- _SHORT PROBLEM_
Edit everything from the line that contains "logbook-icon [141,1849,183,1891]" down to the line that contains "signal-off-icon [570,1312,623,1365]", changing "info-divider" to "section-divider" and keeping all else the same. Give back only those lines.

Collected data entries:
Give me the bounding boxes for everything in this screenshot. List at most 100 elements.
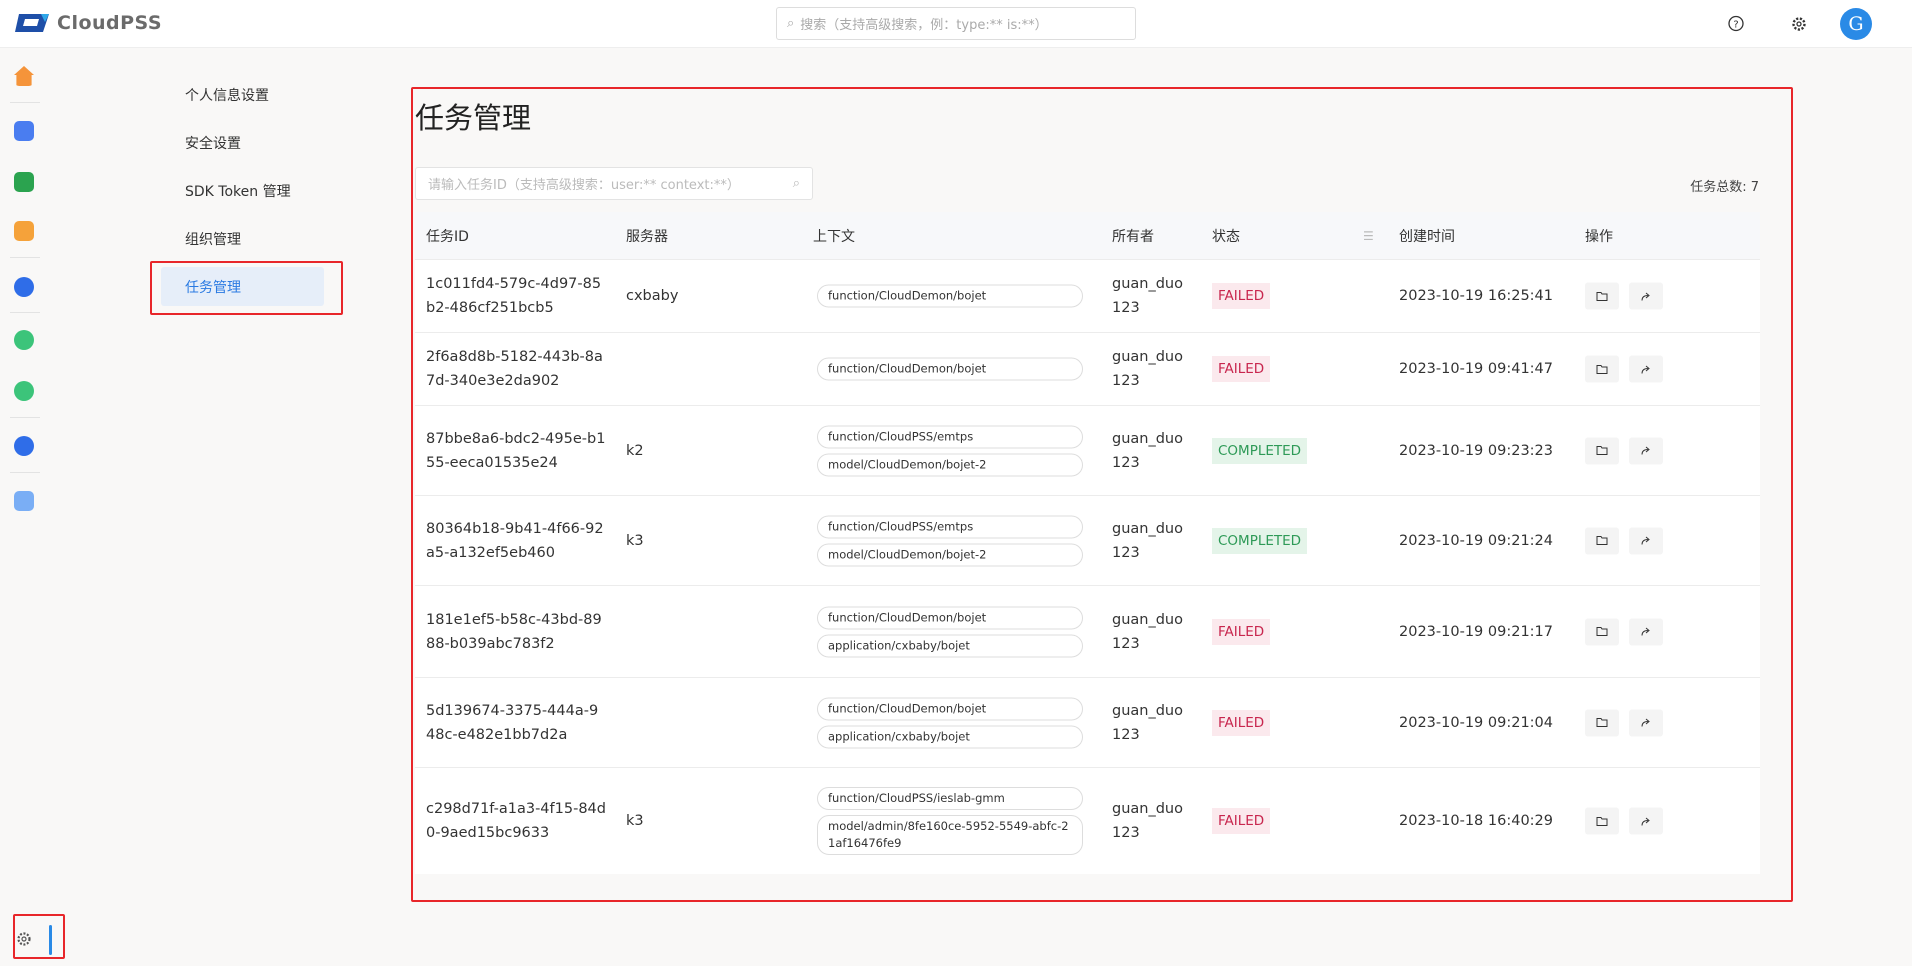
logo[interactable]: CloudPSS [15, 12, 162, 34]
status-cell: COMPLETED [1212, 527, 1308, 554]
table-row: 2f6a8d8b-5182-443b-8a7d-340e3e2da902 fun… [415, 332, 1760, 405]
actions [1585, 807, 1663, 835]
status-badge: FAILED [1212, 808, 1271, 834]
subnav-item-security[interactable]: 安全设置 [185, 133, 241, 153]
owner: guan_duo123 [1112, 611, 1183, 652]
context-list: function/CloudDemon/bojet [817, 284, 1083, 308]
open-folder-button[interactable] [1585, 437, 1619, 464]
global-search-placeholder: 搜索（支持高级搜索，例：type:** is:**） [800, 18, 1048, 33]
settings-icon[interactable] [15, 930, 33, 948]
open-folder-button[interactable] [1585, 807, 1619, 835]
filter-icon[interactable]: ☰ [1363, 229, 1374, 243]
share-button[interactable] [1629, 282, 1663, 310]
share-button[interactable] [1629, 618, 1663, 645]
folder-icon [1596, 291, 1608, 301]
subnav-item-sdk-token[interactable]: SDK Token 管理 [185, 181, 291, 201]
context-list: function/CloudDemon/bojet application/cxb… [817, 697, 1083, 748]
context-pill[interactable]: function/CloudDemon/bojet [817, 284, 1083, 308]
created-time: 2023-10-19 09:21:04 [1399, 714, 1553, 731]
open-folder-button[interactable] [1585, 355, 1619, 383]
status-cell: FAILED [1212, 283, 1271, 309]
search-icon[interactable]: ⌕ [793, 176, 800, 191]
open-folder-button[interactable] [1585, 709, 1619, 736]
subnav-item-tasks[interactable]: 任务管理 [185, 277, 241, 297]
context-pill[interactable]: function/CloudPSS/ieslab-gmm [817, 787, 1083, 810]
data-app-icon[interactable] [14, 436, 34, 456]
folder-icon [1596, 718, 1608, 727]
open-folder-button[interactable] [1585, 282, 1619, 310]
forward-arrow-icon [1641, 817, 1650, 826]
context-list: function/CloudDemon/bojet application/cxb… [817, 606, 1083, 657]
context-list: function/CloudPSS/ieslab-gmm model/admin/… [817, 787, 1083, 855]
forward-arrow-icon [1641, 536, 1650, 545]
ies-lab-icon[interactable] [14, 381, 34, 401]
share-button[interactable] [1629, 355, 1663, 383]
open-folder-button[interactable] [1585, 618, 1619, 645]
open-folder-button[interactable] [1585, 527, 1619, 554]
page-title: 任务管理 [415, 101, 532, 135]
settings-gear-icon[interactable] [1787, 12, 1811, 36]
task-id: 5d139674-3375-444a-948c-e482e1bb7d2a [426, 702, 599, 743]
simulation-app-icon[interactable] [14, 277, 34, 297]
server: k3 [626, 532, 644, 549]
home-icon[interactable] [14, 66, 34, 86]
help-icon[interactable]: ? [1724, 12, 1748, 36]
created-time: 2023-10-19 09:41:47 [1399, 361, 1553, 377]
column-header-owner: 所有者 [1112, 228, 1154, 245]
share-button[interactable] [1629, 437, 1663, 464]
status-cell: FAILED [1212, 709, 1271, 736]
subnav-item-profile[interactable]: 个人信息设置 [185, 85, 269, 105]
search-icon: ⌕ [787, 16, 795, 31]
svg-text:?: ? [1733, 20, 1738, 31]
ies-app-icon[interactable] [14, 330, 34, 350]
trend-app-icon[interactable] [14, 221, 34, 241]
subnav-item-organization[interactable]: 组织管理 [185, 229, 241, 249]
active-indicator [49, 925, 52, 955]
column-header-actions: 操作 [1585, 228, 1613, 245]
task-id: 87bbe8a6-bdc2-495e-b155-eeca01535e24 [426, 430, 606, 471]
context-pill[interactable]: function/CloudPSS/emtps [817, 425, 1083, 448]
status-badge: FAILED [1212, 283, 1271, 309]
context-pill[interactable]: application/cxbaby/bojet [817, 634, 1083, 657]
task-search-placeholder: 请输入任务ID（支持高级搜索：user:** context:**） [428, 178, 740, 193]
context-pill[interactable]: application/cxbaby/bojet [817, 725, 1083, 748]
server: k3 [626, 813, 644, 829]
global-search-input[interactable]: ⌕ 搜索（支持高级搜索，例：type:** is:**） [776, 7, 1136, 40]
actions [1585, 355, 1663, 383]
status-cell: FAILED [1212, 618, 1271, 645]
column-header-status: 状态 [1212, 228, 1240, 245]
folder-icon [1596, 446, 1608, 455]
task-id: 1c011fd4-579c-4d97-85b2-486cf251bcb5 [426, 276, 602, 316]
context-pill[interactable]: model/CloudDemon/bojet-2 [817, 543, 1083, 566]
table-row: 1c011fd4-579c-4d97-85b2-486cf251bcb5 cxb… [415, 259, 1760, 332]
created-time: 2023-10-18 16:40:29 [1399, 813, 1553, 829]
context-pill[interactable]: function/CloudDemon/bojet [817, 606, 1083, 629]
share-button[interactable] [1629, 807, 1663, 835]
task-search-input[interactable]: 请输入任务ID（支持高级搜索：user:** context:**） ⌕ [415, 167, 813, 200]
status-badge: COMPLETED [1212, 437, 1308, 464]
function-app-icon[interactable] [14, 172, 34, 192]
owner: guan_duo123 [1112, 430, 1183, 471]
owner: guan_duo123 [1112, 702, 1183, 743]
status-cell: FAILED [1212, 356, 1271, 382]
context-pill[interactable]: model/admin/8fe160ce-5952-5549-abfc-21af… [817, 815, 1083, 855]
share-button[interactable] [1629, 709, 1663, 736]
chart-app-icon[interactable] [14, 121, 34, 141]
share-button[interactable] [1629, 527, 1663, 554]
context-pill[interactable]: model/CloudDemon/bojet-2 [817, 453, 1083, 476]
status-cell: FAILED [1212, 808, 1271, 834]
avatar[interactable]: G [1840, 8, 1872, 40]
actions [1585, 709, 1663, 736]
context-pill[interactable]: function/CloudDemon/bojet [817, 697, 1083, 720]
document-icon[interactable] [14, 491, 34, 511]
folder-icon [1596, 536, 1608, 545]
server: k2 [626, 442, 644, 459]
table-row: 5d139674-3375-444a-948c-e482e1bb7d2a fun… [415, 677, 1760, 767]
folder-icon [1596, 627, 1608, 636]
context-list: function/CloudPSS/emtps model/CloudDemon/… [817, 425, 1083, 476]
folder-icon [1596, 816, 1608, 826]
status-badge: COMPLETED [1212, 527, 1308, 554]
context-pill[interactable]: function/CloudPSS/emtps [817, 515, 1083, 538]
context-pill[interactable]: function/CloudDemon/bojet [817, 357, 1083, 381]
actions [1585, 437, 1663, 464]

---

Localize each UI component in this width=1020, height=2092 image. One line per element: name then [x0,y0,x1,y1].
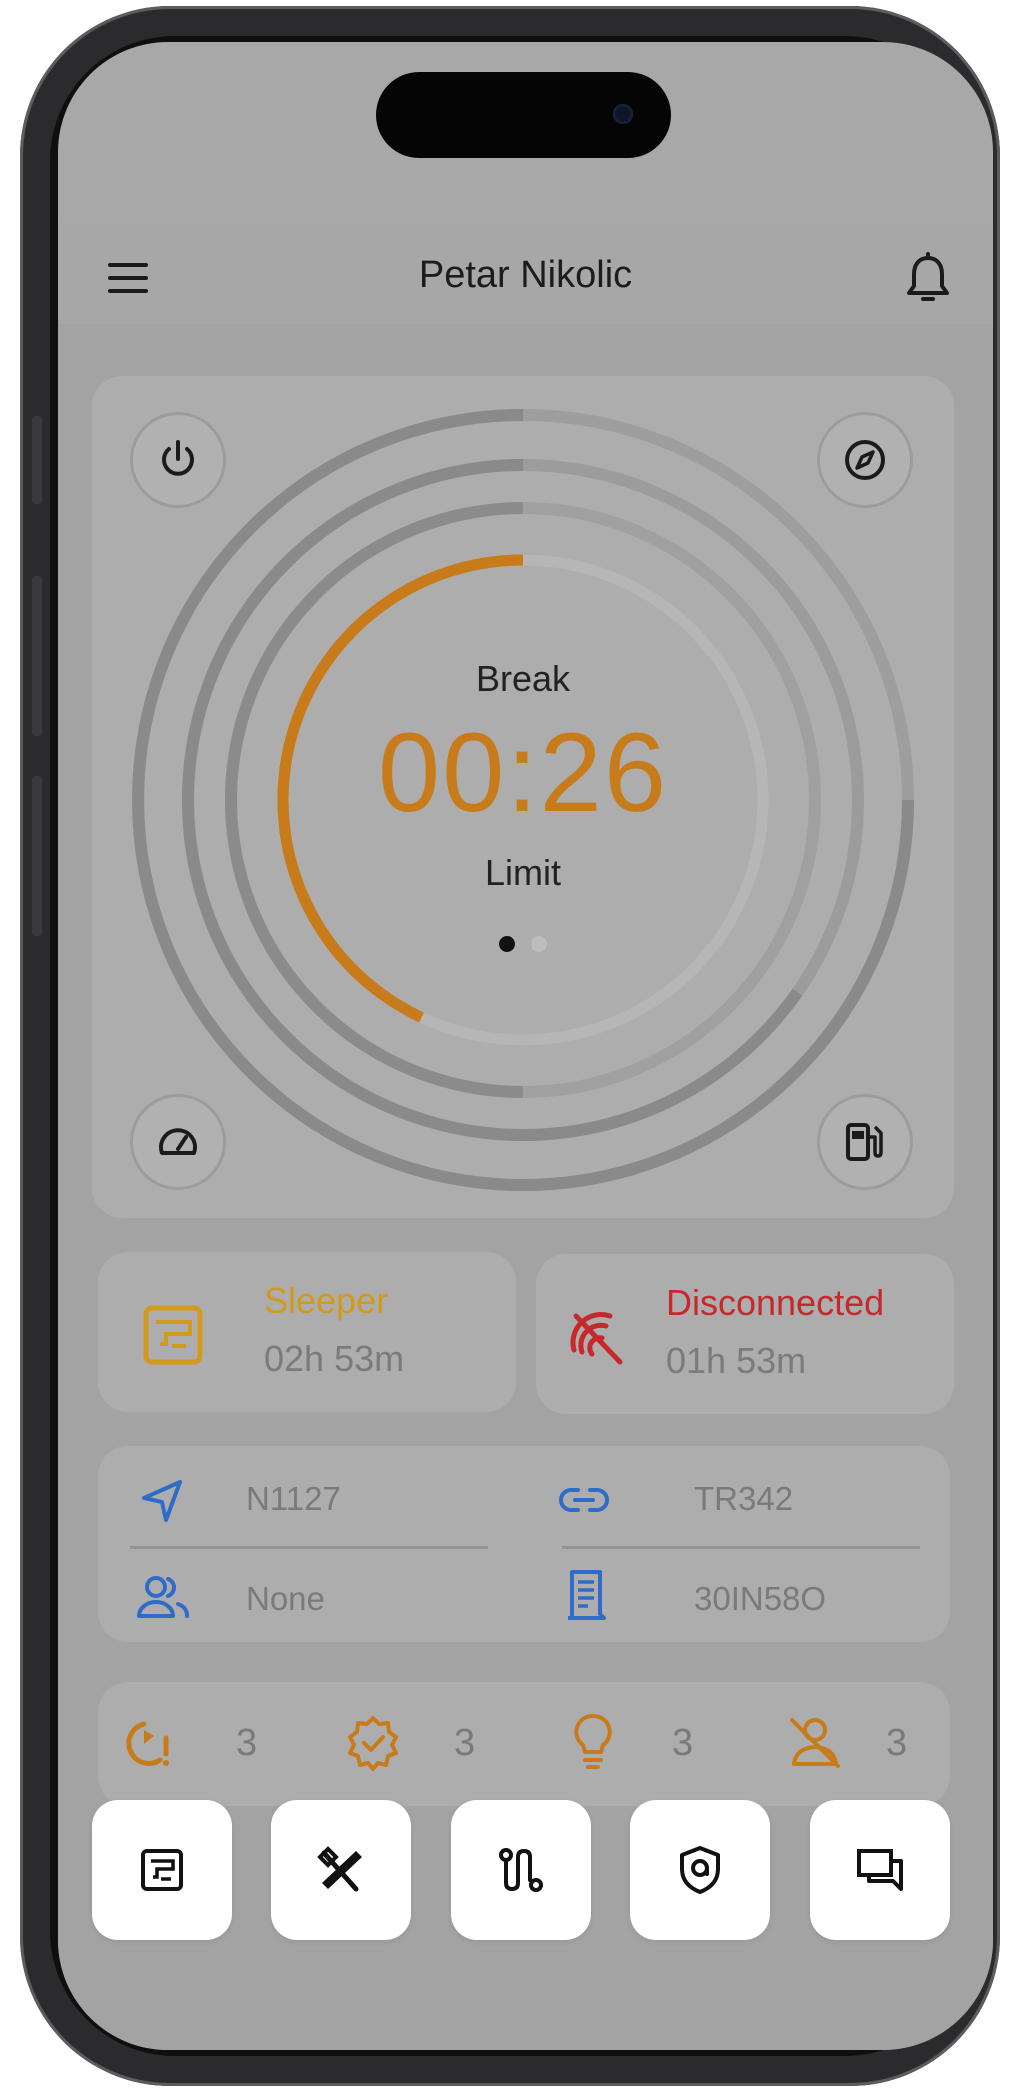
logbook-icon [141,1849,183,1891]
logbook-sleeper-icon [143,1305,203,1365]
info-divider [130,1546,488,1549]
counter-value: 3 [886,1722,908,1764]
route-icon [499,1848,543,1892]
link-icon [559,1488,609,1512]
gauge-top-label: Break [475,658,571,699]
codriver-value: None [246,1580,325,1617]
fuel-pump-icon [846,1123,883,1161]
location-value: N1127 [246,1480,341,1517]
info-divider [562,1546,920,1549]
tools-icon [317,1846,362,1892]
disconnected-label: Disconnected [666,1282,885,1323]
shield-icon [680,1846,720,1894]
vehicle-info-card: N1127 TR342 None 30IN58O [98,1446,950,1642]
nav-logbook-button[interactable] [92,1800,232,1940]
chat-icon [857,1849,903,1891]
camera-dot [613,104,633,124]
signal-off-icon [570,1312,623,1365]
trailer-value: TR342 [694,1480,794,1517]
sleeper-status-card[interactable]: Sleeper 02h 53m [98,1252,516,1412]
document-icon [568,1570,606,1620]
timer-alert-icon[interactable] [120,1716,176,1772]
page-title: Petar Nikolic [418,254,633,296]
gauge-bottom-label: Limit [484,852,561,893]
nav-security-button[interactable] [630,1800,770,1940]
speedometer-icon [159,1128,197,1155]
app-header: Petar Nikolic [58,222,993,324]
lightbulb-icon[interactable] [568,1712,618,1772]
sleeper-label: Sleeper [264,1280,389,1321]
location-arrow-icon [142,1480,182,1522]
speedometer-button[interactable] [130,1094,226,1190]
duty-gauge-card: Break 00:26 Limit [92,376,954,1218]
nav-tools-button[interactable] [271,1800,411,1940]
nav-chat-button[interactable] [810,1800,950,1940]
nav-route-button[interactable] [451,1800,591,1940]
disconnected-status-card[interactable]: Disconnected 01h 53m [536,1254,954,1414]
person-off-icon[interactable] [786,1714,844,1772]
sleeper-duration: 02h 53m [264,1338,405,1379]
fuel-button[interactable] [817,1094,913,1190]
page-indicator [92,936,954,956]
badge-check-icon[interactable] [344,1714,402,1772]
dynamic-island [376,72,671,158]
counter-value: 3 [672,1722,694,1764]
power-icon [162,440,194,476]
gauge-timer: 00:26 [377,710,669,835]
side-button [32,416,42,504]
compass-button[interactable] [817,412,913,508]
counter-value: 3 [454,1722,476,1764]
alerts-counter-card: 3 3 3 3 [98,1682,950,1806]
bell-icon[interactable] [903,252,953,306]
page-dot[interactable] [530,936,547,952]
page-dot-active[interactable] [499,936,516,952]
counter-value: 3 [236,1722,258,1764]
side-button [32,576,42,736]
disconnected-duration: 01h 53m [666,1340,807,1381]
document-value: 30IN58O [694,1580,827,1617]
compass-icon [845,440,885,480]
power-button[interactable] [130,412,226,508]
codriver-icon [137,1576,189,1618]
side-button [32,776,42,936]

* * *

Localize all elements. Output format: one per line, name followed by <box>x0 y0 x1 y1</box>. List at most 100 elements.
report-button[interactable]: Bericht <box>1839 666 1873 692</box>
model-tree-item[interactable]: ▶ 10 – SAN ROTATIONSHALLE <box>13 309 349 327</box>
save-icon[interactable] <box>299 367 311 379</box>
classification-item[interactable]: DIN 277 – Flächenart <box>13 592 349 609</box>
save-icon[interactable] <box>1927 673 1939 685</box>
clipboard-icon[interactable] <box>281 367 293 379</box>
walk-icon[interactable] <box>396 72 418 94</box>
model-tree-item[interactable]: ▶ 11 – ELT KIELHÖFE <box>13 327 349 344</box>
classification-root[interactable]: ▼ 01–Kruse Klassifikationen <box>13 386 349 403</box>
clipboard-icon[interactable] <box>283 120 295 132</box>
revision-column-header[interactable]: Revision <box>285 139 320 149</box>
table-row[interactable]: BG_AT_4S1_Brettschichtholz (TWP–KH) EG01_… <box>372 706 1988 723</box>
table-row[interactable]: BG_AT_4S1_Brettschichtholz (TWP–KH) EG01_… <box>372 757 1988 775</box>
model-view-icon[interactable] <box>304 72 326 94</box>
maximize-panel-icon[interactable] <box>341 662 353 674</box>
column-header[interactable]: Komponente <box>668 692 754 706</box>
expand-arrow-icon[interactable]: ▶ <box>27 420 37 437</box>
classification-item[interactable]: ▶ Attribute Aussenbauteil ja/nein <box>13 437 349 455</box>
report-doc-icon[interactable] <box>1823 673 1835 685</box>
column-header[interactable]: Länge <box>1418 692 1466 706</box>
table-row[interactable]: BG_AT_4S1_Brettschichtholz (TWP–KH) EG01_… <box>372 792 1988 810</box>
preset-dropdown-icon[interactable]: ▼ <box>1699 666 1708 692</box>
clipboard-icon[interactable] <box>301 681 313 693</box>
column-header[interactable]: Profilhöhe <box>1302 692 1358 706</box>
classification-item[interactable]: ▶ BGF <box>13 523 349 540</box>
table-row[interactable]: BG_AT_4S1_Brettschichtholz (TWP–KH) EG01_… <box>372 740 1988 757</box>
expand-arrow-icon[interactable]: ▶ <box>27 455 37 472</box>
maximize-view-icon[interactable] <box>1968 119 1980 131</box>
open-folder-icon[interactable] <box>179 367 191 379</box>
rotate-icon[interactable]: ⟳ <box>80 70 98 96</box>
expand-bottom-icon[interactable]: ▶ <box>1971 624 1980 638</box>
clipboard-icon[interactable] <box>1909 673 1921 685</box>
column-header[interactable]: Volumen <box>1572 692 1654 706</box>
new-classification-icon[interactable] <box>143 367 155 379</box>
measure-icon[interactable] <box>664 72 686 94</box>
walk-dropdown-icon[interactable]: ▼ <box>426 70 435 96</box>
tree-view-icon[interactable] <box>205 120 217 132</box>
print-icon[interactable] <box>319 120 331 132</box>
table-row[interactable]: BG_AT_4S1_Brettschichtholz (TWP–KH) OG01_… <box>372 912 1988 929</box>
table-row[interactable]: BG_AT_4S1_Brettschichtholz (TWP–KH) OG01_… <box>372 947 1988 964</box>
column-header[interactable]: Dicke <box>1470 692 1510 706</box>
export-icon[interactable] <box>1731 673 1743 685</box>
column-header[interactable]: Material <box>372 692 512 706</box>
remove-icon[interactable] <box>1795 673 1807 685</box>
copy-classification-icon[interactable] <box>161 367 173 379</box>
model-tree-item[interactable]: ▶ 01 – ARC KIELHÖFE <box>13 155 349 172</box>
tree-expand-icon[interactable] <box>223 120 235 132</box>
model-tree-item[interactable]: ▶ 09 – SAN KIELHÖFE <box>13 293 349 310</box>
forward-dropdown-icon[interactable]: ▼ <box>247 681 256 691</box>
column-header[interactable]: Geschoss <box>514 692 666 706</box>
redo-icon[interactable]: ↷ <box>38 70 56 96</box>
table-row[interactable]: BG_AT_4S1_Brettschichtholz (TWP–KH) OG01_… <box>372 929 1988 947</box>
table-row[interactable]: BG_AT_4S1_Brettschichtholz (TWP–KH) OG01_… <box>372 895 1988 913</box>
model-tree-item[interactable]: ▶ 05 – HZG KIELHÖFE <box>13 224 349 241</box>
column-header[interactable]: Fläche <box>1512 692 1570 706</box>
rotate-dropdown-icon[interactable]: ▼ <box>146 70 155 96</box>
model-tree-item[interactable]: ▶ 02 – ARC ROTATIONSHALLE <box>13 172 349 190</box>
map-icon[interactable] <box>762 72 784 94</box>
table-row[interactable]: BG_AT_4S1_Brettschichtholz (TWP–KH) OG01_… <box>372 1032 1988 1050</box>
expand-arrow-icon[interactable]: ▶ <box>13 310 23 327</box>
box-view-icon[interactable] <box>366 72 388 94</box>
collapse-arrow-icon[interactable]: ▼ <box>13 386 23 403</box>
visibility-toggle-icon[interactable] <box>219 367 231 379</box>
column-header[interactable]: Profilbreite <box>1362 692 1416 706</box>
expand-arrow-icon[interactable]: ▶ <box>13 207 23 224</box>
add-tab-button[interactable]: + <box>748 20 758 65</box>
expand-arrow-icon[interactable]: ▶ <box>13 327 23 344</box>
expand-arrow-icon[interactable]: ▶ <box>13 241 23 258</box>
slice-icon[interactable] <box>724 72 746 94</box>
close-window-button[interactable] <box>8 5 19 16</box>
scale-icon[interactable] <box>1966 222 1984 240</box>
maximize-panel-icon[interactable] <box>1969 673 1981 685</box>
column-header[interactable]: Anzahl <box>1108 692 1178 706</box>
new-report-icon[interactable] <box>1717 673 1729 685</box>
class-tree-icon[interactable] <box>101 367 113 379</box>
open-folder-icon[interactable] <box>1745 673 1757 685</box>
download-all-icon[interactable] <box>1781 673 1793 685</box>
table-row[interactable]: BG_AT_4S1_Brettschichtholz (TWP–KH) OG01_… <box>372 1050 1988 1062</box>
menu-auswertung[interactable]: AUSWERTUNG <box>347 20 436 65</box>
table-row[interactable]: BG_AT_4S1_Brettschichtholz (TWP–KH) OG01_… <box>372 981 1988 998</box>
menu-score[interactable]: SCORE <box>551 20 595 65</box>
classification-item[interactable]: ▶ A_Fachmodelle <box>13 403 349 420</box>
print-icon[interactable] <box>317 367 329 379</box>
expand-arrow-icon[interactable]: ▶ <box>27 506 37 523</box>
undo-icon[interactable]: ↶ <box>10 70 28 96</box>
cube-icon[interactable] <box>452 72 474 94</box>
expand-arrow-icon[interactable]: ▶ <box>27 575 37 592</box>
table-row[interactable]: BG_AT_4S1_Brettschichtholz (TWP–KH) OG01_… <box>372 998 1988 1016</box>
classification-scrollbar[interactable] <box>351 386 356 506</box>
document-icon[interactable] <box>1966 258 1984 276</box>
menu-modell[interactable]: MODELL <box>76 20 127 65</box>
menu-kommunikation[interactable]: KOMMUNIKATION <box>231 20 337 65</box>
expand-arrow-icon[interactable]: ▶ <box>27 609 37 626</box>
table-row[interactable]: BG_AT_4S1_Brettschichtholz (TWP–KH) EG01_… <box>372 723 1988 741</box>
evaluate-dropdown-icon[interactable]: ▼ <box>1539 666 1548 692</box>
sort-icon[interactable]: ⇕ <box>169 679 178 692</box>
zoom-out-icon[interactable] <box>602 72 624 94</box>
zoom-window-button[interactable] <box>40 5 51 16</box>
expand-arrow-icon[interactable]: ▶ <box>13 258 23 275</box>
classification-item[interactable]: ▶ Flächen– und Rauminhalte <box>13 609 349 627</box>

- _SOLUTION_
logbook-icon [141,1849,183,1891]
logbook-sleeper-icon [143,1305,203,1365]
section-divider [130,1546,488,1549]
counter-value: 3 [886,1722,908,1764]
route-icon [499,1848,543,1892]
link-icon [559,1488,609,1512]
gauge-top-label: Break [475,658,571,699]
codriver-value: None [246,1580,325,1617]
fuel-pump-icon [846,1123,883,1161]
location-value: N1127 [246,1480,341,1517]
section-divider [562,1546,920,1549]
tools-icon [317,1846,362,1892]
disconnected-label: Disconnected [666,1282,885,1323]
shield-icon [680,1846,720,1894]
vehicle-info-card: N1127 TR342 None 30IN58O [98,1446,950,1642]
nav-logbook-button[interactable] [92,1800,232,1940]
chat-icon [857,1849,903,1891]
camera-dot [613,104,633,124]
signal-off-icon [570,1312,623,1365]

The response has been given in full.